Available records |

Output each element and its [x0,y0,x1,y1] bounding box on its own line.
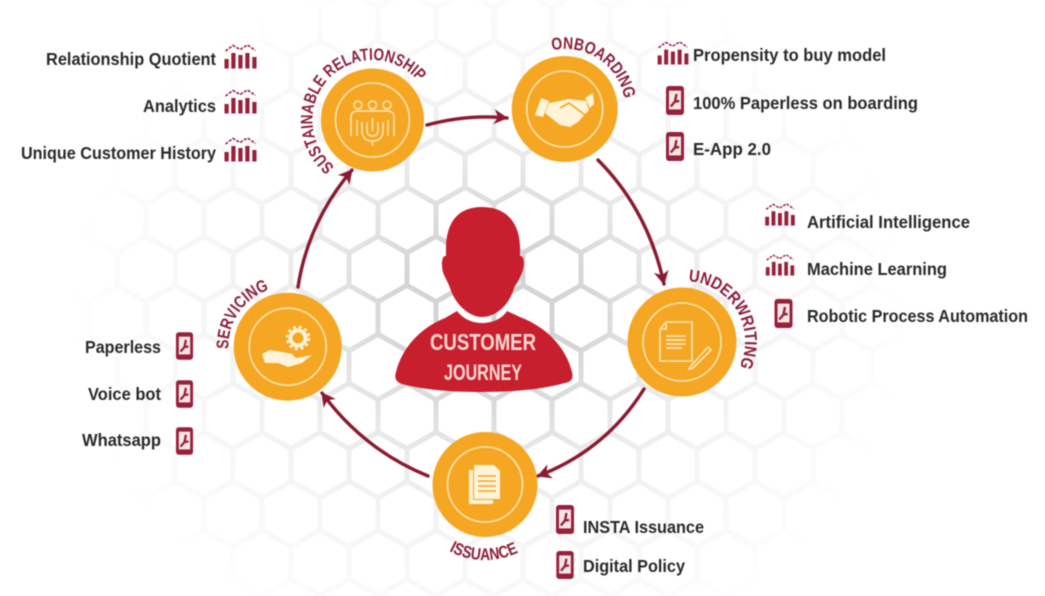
orange disc [512,56,618,162]
item: artificial intelligence: Artificial Intelligence [807,212,970,232]
item: e-app 2.0: E-App 2.0 [693,139,771,159]
label: journey: JOURNEY [444,360,522,385]
arrows: journey cycle [298,117,664,476]
node: servicing [216,280,342,402]
item: artificial intelligence [765,204,970,232]
curved label: servicing: SERVICING [216,280,268,350]
curved label: underwriting: UNDERWRITING [688,268,758,370]
icon: connected people [351,101,394,146]
inner ring [249,308,326,385]
item: propensity to buy model: Propensity to buy model [693,45,886,65]
item: machine learning [766,255,947,279]
item: analytics [143,90,256,116]
arrow: servicing to sustainable relationship [298,170,352,287]
item: insta issuance: INSTA Issuance [583,517,704,537]
arrow: sustainable relationship to onboarding [427,117,507,125]
item: 100% paperless on boarding: 100% Paperless on boarding [693,93,918,113]
label: customer: CUSTOMER [430,329,536,355]
item: insta issuance [556,505,704,537]
item: unique customer history: Unique Customer History [21,143,216,163]
icon: document and pen [660,322,711,369]
item: digital policy: Digital Policy [583,556,685,576]
list: issuance tools [556,505,704,579]
inner ring [448,447,522,522]
orange disc [432,432,538,537]
node: issuance [432,431,538,561]
list: sustainable relationship tools [21,45,256,163]
central customer figure [395,207,573,392]
node: sustainable relationship [300,48,426,174]
curved label: issuance: ISSUANCE [449,540,519,561]
orange disc [321,68,424,172]
icon: hand with gear [290,330,306,346]
shoulders silhouette [395,311,573,392]
item: 100% paperless on boarding [666,86,918,115]
orange disc [234,293,342,401]
background hexagon pattern [195,54,792,559]
item: voice bot: Voice bot [88,384,161,404]
icon: document stack [469,470,493,504]
list: underwriting tools [765,204,1028,328]
inner ring [643,303,721,381]
node: onboarding [510,36,636,163]
item: relationship quotient: Relationship Quotient [46,49,216,69]
item: robotic process automation [774,299,1028,328]
item: paperless: Paperless [85,337,161,357]
icon: handshake [535,93,594,127]
node: underwriting [626,268,758,398]
item: e-app 2.0 [666,132,771,161]
item: whatsapp: Whatsapp [82,430,161,450]
curved label: onboarding: ONBOARDING [551,36,636,98]
item: analytics: Analytics [143,96,216,116]
item: machine learning: Machine Learning [807,259,947,279]
item: robotic process automation: Robotic Process Automation [807,306,1028,326]
curved label: sustainable relationship: SUSTAINABLE RELATIONSHIP [300,48,426,174]
list: servicing tools [82,332,193,455]
list: onboarding tools [658,42,918,161]
item: digital policy [556,551,685,579]
orange disc [628,288,736,396]
inner ring [527,71,603,147]
head silhouette [442,207,524,317]
arrow: issuance to servicing [322,393,428,476]
arrow: onboarding to underwriting [598,160,664,284]
arrow: underwriting to issuance [538,389,644,476]
inner ring [336,83,410,157]
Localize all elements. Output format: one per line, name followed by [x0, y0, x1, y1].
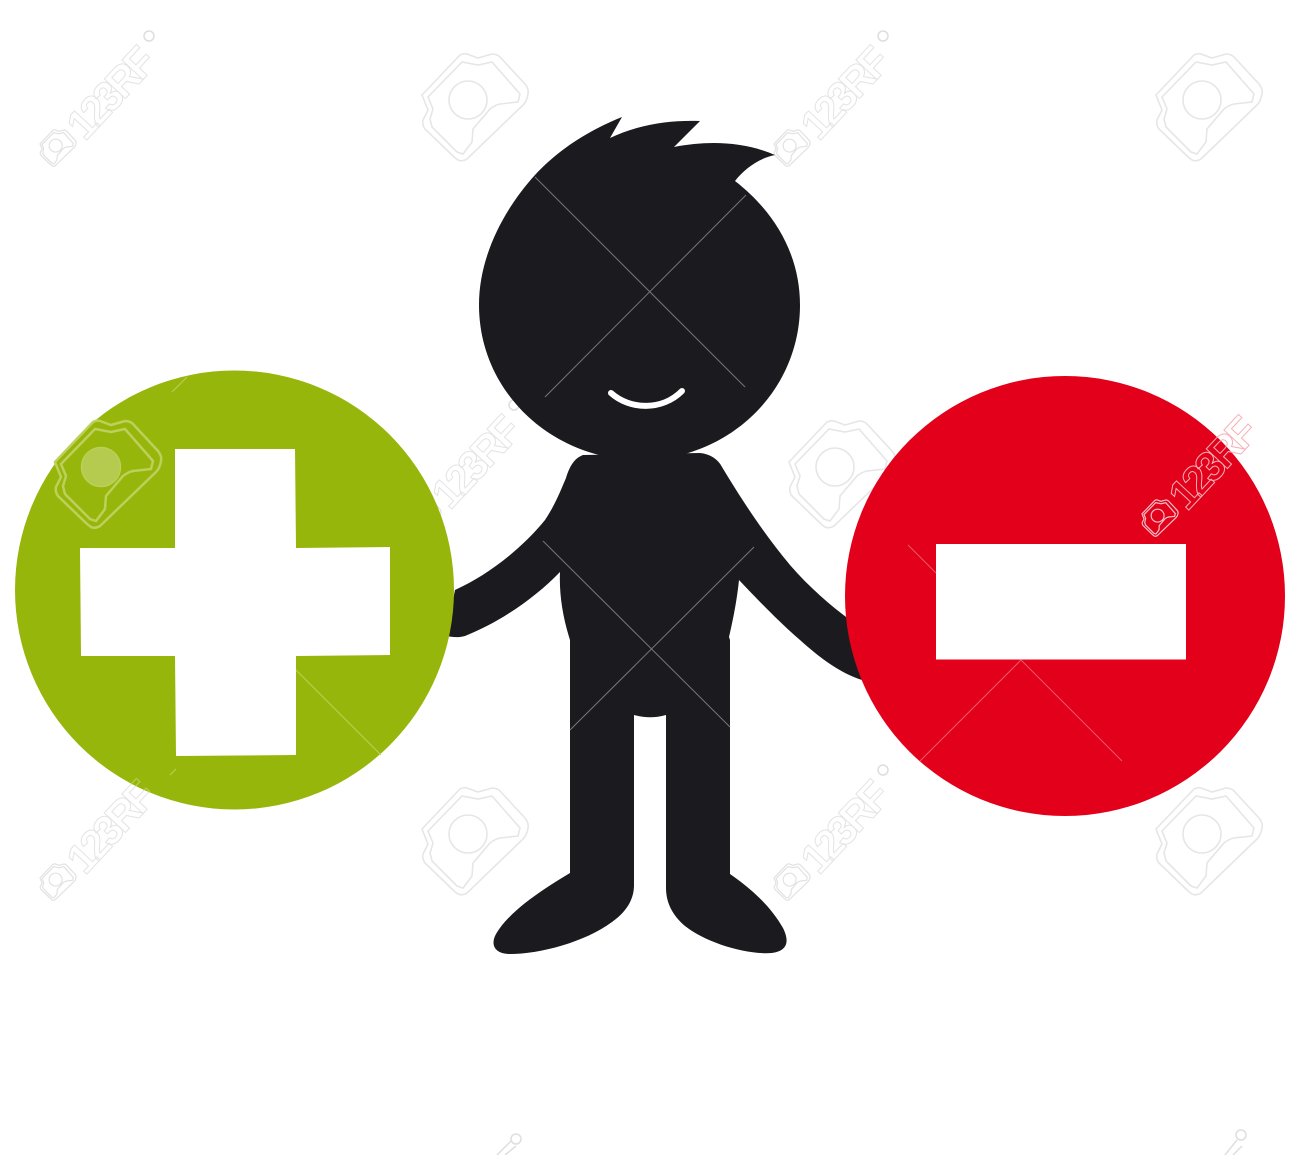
watermark text: 123RF	[57, 37, 165, 148]
head with hair	[479, 117, 800, 460]
watermark text: 123RF	[422, 406, 530, 517]
watermark diagonal lines	[170, 177, 1122, 775]
smile	[611, 391, 682, 406]
plus symbol	[80, 449, 390, 756]
watermark stamps	[422, 54, 1262, 895]
small watermark logos	[40, 130, 810, 900]
watermark logo over green circle	[55, 421, 161, 528]
plus sign circle	[15, 370, 454, 810]
body, arms and legs	[446, 453, 862, 954]
watermark text: 123RF	[57, 771, 165, 882]
watermark text: 123RF	[791, 37, 899, 148]
minus sign circle	[845, 376, 1285, 816]
figure silhouette	[446, 117, 862, 954]
watermark text	[57, 37, 899, 882]
watermark text over green circle: 123RF	[57, 771, 165, 882]
watermark text over red circle: 123RF	[1159, 407, 1267, 518]
watermark text: 123RF	[791, 771, 899, 882]
minus symbol	[936, 544, 1186, 660]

Short task | Write out all of the data above line for line, unchanged, and leave out the pictures.

Task output |
Output each element and its [x0,y0,x1,y1] bounding box on its own line.
orange disc [512,56,618,162]
item: artificial intelligence: Artificial Intelligence [807,212,970,232]
item: e-app 2.0: E-App 2.0 [693,139,771,159]
label: journey: JOURNEY [444,360,522,385]
arrows: journey cycle [298,117,664,476]
node: servicing [216,280,342,402]
item: artificial intelligence [765,204,970,232]
curved label: servicing: SERVICING [216,280,268,350]
curved label: underwriting: UNDERWRITING [688,268,758,370]
icon: connected people [351,101,394,146]
inner ring [249,308,326,385]
item: propensity to buy model: Propensity to buy model [693,45,886,65]
item: machine learning [766,255,947,279]
item: analytics [143,90,256,116]
arrow: servicing to sustainable relationship [298,170,352,287]
item: insta issuance: INSTA Issuance [583,517,704,537]
arrow: sustainable relationship to onboarding [427,117,507,125]
item: 100% paperless on boarding: 100% Paperless on boarding [693,93,918,113]
label: customer: CUSTOMER [430,329,536,355]
item: insta issuance [556,505,704,537]
item: unique customer history: Unique Customer History [21,143,216,163]
icon: document and pen [660,322,711,369]
item: digital policy: Digital Policy [583,556,685,576]
list: issuance tools [556,505,704,579]
inner ring [448,447,522,522]
orange disc [432,432,538,537]
node: issuance [432,431,538,561]
list: sustainable relationship tools [21,45,256,163]
central customer figure [395,207,573,392]
node: sustainable relationship [300,48,426,174]
curved label: issuance: ISSUANCE [449,540,519,561]
orange disc [321,68,424,172]
icon: hand with gear [290,330,306,346]
shoulders silhouette [395,311,573,392]
item: 100% paperless on boarding [666,86,918,115]
orange disc [234,293,342,401]
background hexagon pattern [195,54,792,559]
item: voice bot: Voice bot [88,384,161,404]
icon: document stack [469,470,493,504]
list: underwriting tools [765,204,1028,328]
inner ring [643,303,721,381]
node: onboarding [510,36,636,163]
item: relationship quotient: Relationship Quotient [46,49,216,69]
item: robotic process automation [774,299,1028,328]
item: paperless: Paperless [85,337,161,357]
icon: handshake [535,93,594,127]
node: underwriting [626,268,758,398]
item: e-app 2.0 [666,132,771,161]
item: whatsapp: Whatsapp [82,430,161,450]
curved label: onboarding: ONBOARDING [551,36,636,98]
item: analytics: Analytics [143,96,216,116]
item: machine learning: Machine Learning [807,259,947,279]
item: robotic process automation: Robotic Process Automation [807,306,1028,326]
curved label: sustainable relationship: SUSTAINABLE RELATIONSHIP [300,48,426,174]
list: servicing tools [82,332,193,455]
list: onboarding tools [658,42,918,161]
item: digital policy [556,551,685,579]
orange disc [628,288,736,396]
inner ring [527,71,603,147]
head silhouette [442,207,524,317]
arrow: issuance to servicing [322,393,428,476]
arrow: onboarding to underwriting [598,160,664,284]
arrow: underwriting to issuance [538,389,644,476]
inner ring [336,83,410,157]
Localize all elements. Output format: one per line, name followed by [x0, y0, x1, y1].
watermark text: 123RF	[57, 37, 165, 148]
head with hair	[479, 117, 800, 460]
watermark text: 123RF	[422, 406, 530, 517]
watermark diagonal lines	[170, 177, 1122, 775]
smile	[611, 391, 682, 406]
plus symbol	[80, 449, 390, 756]
watermark stamps	[422, 54, 1262, 895]
small watermark logos	[40, 130, 810, 900]
watermark logo over green circle	[55, 421, 161, 528]
plus sign circle	[15, 370, 454, 810]
body, arms and legs	[446, 453, 862, 954]
watermark text: 123RF	[57, 771, 165, 882]
watermark text: 123RF	[791, 37, 899, 148]
minus sign circle	[845, 376, 1285, 816]
figure silhouette	[446, 117, 862, 954]
watermark text	[57, 37, 899, 882]
watermark text over green circle: 123RF	[57, 771, 165, 882]
watermark text over red circle: 123RF	[1159, 407, 1267, 518]
watermark text: 123RF	[791, 771, 899, 882]
minus symbol	[936, 544, 1186, 660]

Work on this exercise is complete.